I can remember learning about the slave trade at school, in particular the triangular slave trade, William Wilberforce and the 1833 Abolition of Slavery Act. I even remembered the date. I was left in no doubt about Britian's involvement and how it benefitted. This was probably part of the University of London O level syllabus, 1980 examination year.

I was about 5 years behind you in schooling. We were taught about the triangular trade, and my history teacher (a former WW2 bomber pilot, very upper middle class) was absolutely scathing about it, he railed about the utterly disgusting treatment of the people stolen from their homeland, never mind the whole bloody issue of slavery to begin with and how Britain as a whole had benefited from the exploitation.

He was a big influence on my outlook on life.
 
Agreed. It is horrendous. A truly shameful past.

PS Apparently Manchester behaved with rather more dignity than Liverpool and refused to touch slave-picked cotton in 1861 (Guardian).
Yes the cotton famine, Lincoln sent food aid to the laid off mill workers who weren't that far removed from being slaves themselves while mill owners were sitting on huge stocks of cotton watching the price rise...Statue of the man in Manchester.
 
Leave it at the bottom of the docks... it's a fitting place for it after all the people he allowed to die/murdered and then threw their bodies overboard.
 
When the George Floyd story broke, it made me think about our history in the slave trade. I feel ashamed by the things British people did in the past.

I think would be more appropriate to fix explanatory notices on statues and street names to give people a true context on our history. Alternatively you install monuments to reflect what these men did to the slaves in same area.

Stored items
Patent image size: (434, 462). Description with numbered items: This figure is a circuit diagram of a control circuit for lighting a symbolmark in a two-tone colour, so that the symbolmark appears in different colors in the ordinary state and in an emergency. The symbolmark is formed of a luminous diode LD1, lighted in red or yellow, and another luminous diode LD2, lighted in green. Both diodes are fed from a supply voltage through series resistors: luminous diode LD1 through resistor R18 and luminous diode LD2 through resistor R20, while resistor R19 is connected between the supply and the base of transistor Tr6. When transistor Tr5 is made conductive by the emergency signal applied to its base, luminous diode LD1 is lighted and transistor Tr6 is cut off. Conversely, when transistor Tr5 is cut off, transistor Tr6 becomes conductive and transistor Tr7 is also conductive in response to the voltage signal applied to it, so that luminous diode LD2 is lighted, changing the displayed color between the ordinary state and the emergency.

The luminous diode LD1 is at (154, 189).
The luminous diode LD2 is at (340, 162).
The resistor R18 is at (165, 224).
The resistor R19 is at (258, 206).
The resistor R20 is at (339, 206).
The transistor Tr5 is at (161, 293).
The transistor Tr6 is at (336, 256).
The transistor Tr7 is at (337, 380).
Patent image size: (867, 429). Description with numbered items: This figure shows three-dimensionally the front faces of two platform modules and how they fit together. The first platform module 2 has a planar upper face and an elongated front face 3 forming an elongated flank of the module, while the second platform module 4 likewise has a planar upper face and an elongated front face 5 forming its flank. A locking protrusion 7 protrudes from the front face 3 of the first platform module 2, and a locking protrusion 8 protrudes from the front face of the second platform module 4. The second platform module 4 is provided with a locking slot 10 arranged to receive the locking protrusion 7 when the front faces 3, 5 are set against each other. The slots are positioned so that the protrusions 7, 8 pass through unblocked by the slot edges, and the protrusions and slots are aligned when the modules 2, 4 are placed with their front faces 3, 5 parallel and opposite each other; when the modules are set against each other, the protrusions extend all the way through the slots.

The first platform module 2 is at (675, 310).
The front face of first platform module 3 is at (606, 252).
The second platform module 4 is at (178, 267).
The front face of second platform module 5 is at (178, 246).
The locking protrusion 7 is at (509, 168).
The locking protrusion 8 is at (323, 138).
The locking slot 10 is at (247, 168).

EXERCISES
A – Do these statements agree with the discussion about the slave trade? Answer yes or no for each, quoting the words of the discussion that settle it.
(i) The first writer names 1833 as the year of the Abolition of Slavery Act.
(ii) The history teacher described in the second post had been a bomber pilot in WW2.
(iii) Liverpool refused to touch slave-picked cotton in 1861.
B – What does the discussion about the slave trade state in answer to each of these?
(i) Which examination year does the first writer give?
(ii) Who sent food aid to the laid-off mill workers?
(iii) What does one writer suggest fixing on statues and street names?
C – How might the discussion about the slave trade go on after its final post? Write the next part.

EXPECTED RESPONSES
A –
(i) Yes: "the 1833 Abolition of Slavery Act"
(ii) Yes: "a former WW2 bomber pilot"
(iii) No: "Manchester behaved with rather more dignity than Liverpool and refused to touch slave-picked cotton in 1861"

B –
(i) 1980
(ii) Lincoln
(iii) Explanatory notices

C –
In the Highlands there is a campaign to remove the monument to the Duke of Sutherland above Golspie because of his role in the clearances. When I look at it now, I see it as representing his role in the clearances rather a celebration of the man.
 
Young people, being politicised by this, learning that they don't have to take it any more and can act, and wondering whether they should channel their energy into a parliamentary movement or look elsewhere. Less engaged young people, feeling angry, hopeless, wondering whether they should bother to register to vote. Yes, these people are vital. You can't bank everything on winning back racist OAPs with forensic performances on PMQs. Labour has two advantages over the Tories: demographics and an activist base. Starmer seems intent on binning them both off.

The activist base chose Corbyn who was useless, labour now look like a credible opposition which they never really did under Corbyn.
 
The activist base chose Corbyn who was useless, labour now look like a credible opposition which they never really did under Corbyn.
It looks like a credible opposition to you. You represent a quite different demographic to the one that Labour risks losing, and which it needs, both to form an electoral alliance to take on the Tories’ grey army, and to actually make the party a living thing, rather than a ChUKTIG-like marketing exercise.
 
When the George Floyd story broke, it made me think about our history in the slave trade. I feel ashamed by the things British people did in the past.

I think would be more appropriate to fix explanatory notices on statues and street names to give people a true context on our history. Alternatively you install monuments to reflect what these men did to the slaves in same area.

In the Highlands there is a campaign to remove the monument to the Duke of Sutherland above Golspie because of his role in the clearances. When I look at it now, I see it as representing his role in the clearances rather a celebration of the man.

People get used to name changes, back in the 80s Glasgow city council renamed Royal Exchange Square, which was where the stock exchange was, to Nelson Mandela Place and of course the tories were up in arms at the time, the usual shite-terrorist blah de blah-now hardly anyone remembers what the name was before.

Glasgow was also one of the first city's in the world to make Mandela a freeman of the city, Mandela actually talked about that in his autobiography The Long Walk To Freedom.